EXERCISE DESCRIPTION
From the records below, copy every line that contains the word "name".

(Dataset excerpts)
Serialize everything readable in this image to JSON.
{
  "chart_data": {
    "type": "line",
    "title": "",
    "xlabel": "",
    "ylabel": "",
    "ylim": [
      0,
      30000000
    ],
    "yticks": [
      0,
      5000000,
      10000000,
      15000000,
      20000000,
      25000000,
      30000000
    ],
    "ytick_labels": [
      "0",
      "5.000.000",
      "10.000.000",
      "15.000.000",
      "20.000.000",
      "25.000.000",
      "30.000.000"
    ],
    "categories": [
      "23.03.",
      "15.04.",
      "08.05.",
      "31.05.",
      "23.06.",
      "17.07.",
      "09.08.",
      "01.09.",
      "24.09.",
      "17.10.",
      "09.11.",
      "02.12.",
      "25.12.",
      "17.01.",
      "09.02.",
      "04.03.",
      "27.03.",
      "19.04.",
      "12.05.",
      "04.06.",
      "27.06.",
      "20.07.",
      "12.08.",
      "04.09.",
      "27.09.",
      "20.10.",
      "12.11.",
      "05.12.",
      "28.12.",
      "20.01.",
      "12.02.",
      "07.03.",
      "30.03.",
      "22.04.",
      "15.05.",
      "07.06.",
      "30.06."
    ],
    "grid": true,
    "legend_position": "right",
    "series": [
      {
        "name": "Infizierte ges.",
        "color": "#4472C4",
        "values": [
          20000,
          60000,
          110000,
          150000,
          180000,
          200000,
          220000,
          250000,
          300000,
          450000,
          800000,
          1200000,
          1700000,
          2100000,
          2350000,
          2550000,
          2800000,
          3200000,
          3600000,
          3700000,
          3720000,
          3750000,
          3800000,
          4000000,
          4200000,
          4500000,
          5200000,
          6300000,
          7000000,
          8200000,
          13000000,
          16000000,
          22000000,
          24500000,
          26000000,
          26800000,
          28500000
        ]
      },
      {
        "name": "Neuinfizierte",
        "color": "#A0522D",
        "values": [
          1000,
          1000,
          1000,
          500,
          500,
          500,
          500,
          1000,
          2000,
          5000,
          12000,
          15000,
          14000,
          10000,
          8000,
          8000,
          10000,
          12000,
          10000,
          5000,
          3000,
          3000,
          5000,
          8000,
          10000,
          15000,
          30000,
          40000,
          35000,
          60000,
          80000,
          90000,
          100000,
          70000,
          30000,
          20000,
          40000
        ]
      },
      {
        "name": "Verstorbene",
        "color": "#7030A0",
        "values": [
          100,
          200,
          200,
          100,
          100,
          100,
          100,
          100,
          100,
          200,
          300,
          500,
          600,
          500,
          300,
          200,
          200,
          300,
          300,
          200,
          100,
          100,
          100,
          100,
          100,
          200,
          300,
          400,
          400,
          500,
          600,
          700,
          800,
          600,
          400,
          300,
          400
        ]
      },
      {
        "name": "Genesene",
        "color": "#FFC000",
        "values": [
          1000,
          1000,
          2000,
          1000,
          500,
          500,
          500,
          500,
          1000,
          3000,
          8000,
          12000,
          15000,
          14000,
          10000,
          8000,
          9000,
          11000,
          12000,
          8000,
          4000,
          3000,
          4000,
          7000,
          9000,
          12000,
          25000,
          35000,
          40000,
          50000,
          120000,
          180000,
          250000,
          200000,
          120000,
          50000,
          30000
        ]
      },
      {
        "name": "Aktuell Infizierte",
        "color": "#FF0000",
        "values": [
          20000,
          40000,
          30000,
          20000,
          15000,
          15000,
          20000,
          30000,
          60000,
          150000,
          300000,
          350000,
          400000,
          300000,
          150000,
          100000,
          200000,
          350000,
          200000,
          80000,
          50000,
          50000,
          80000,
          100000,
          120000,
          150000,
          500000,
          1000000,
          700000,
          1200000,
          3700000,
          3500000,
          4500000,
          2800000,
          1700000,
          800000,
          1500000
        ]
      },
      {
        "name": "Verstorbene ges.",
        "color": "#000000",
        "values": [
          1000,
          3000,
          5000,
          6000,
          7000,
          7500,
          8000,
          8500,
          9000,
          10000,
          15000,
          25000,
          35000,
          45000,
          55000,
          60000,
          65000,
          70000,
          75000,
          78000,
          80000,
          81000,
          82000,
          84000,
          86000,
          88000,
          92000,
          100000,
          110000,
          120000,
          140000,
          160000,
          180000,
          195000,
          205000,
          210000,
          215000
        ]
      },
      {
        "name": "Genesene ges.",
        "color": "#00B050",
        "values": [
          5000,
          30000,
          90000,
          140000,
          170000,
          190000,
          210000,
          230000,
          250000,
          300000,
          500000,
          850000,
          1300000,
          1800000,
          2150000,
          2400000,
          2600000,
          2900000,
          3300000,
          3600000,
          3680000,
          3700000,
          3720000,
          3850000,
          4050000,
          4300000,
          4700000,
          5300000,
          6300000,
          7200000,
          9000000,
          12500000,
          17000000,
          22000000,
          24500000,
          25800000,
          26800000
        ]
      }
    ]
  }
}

ANSWER BOX
        "name": "Infizierte ges.",
        "name": "Neuinfizierte",
        "name": "Verstorbene",
        "name": "Genesene",
        "name": "Aktuell Infizierte",
        "name": "Verstorbene ges.",
        "name": "Genesene ges.",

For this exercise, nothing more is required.